### Task objective
In the column on rent control below, what would the proposed ballot question repeal?

-- Begin Extract to read --

Housing advocates know a supply shortage is behind our runaway rents. But their two closest groups of allies sit on either side of the issue, and each see the debate in existential terms. iStock photo illustration

As a statewide rent control referendum starts to look more like a real possibility, some housing advocates may soon find themselves in a tricky spot. 

Supporters of a proposed ballot question that would give cities and towns the ability to cap rents along with sweeping powers to regulate the rental market, cleared a major hurdle last week. 

Attorney General Andrea Campbell’s office certified a petition championed by a prominent Cambridge state representative, Mike Connolly, effectively giving it a green light to start collecting the nearly 90,000 signatures from across the state it needs to assure it a spot on the ballot regardless of the state legislature’s moves. 

Commercial development trade group NAIOP-Massachusetts has already promised a legal challenge, and a coalition of real estate groups, including the Greater Boston Real Estate Board and the Small Property Owners Association, are now weighing whether to join in the fray.  

But barring a reversal in the courts, the proposed referendum, which would repeal a 1994 law that banned rent control, will go before voters in November 2024. 

No One’s Talking 

Before writing this week’s column, I reached out to Abundant Housing Massachusetts, the Metropolitan Area Planning Council, the Massachusetts Housing Partnership, the Citizens Housing and Planning Association and the former head of the Massachusetts Affordable Housing Alliance. 

All these groups have done excellent work trying to help regular families here in the Bay State have a fighting chance at securing a decent place to live, whether it’s an apartment, a condo, or that all but extinct species, a reasonably priced starter home. 

But no one was rushing to call back, which, frankly, did not surprise me – nor would I suggest it is any negative reflection on them. 

All Massachusetts’ major housing advocacy groups clearly understand arguably the central factor that has driven up home prices and rents to insane levels across Greater Boston and increasingly beyond the Interstate 495 belt as well, namely the sharp, decades-long decline in the construction of new housing. 

And there is also a broad understanding that entrenched NIMBY attitudes in local communities, as well as local permitting rules that can drag out project approvals for years. 

Armed with that understanding, it would be surprising if one or more of these major housing advocacy organizations came out in support of the rent control referendum. 

Yes, supporters of the push to revive rent control note it exempts new construction for the first 15 years. And Boston Mayor Michelle Wu’s plan would allow rent increase up to 10 percent in some cases, which supporters contend should be enough to cover any reasonable developer’s pro forma.

-- End Extract to read --
-- Begin Supplied data --

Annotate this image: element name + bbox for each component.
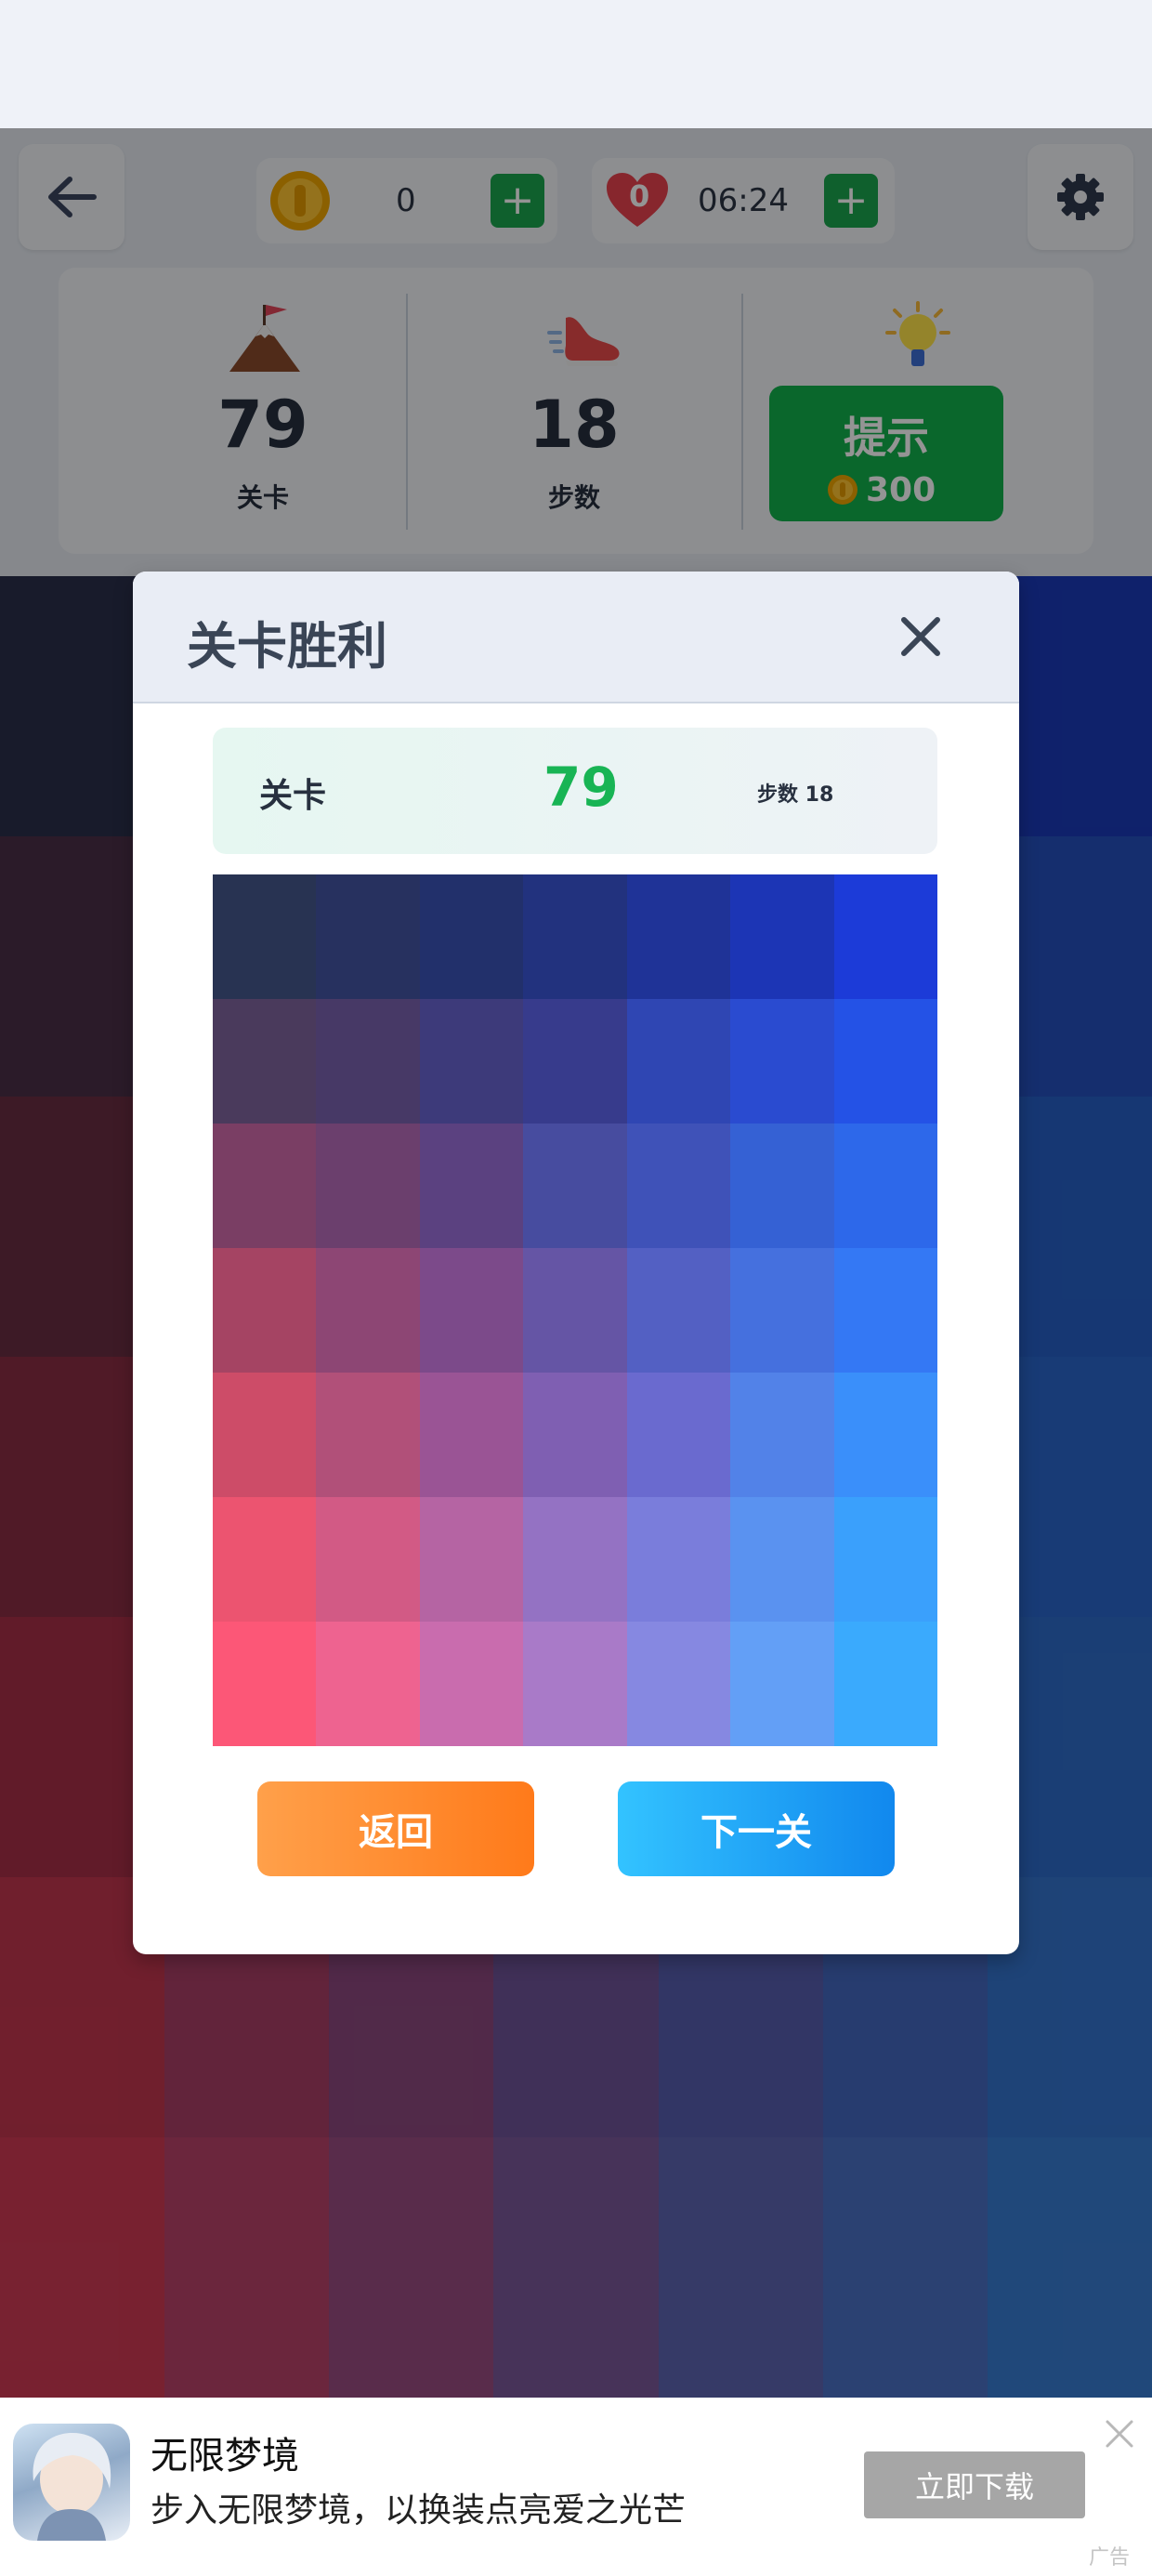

-- End Supplied data --

### Answer to the problem
A 1994 law that banned rent control.